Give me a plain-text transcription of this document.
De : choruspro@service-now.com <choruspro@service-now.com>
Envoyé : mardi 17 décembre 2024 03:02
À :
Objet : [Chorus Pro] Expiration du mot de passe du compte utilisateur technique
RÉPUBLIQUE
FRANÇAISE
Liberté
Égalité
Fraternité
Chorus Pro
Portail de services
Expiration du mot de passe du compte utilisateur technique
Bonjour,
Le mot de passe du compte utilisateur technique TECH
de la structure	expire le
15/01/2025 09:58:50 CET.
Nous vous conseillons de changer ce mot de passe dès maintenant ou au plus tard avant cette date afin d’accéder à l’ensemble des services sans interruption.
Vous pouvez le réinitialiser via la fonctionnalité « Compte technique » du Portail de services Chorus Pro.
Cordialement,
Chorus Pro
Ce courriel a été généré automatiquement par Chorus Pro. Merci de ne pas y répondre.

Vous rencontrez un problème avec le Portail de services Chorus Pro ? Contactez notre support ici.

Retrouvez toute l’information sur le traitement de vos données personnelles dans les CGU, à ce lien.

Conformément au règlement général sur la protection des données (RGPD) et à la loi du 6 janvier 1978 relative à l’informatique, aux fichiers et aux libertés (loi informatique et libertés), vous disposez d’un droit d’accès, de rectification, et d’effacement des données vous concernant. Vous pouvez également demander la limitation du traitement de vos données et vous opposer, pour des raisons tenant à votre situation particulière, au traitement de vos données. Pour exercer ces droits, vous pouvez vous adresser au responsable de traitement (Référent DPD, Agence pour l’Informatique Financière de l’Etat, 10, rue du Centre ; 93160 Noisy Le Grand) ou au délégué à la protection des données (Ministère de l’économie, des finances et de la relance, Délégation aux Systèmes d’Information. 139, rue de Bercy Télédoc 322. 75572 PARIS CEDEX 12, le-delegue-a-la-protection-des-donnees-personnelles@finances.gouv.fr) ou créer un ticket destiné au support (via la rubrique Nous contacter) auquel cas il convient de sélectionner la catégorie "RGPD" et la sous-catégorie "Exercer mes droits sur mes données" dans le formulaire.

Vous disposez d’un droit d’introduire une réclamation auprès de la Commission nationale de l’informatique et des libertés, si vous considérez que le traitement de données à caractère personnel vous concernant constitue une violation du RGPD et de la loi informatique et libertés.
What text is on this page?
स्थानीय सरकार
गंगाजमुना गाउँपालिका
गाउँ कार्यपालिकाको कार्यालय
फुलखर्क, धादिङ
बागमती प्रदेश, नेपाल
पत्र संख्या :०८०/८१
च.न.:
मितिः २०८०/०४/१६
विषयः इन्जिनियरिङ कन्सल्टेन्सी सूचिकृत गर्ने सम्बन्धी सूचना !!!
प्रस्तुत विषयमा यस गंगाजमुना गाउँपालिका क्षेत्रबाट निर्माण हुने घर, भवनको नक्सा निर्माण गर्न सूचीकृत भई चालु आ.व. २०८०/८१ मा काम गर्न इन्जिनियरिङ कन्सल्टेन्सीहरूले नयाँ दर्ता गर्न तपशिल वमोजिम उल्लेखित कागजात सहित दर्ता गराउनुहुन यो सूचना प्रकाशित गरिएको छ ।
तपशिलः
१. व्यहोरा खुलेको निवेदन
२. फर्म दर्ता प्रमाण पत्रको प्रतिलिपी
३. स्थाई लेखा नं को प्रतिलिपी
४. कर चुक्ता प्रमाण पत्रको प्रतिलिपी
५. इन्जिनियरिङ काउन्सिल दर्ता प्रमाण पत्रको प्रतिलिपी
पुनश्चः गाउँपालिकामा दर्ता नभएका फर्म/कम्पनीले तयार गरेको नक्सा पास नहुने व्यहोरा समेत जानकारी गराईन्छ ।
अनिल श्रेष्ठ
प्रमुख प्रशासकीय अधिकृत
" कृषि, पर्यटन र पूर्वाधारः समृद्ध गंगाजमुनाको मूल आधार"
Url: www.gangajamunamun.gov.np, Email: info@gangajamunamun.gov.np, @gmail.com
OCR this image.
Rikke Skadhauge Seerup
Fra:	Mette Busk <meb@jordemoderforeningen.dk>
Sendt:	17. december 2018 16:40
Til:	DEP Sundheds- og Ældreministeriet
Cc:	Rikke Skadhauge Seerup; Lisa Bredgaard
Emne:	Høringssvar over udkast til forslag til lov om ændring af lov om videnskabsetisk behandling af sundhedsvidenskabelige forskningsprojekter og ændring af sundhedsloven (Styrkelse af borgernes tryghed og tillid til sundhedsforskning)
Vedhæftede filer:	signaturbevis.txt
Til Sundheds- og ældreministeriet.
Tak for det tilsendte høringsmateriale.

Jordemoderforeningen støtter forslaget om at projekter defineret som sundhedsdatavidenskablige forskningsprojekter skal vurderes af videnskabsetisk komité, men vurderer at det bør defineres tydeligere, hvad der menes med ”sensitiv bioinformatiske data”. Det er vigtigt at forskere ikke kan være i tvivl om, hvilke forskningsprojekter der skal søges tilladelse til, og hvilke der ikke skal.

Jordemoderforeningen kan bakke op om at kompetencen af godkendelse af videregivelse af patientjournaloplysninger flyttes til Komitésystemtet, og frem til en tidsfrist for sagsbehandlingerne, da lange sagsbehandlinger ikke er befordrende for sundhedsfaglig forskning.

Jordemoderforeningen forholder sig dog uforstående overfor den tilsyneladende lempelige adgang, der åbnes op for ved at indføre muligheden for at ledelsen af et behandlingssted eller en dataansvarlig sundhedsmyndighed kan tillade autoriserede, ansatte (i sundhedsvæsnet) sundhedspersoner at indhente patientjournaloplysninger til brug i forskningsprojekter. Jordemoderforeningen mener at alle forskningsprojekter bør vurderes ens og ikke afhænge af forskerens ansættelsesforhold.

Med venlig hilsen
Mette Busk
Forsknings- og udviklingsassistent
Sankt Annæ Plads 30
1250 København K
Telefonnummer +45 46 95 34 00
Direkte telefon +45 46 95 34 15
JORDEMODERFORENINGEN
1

^^^^^^^^

SET TASK:
Of the lines above, how many contain the word "Portail"? Provide the number and nothing else.

WORKED SOLUTION:
3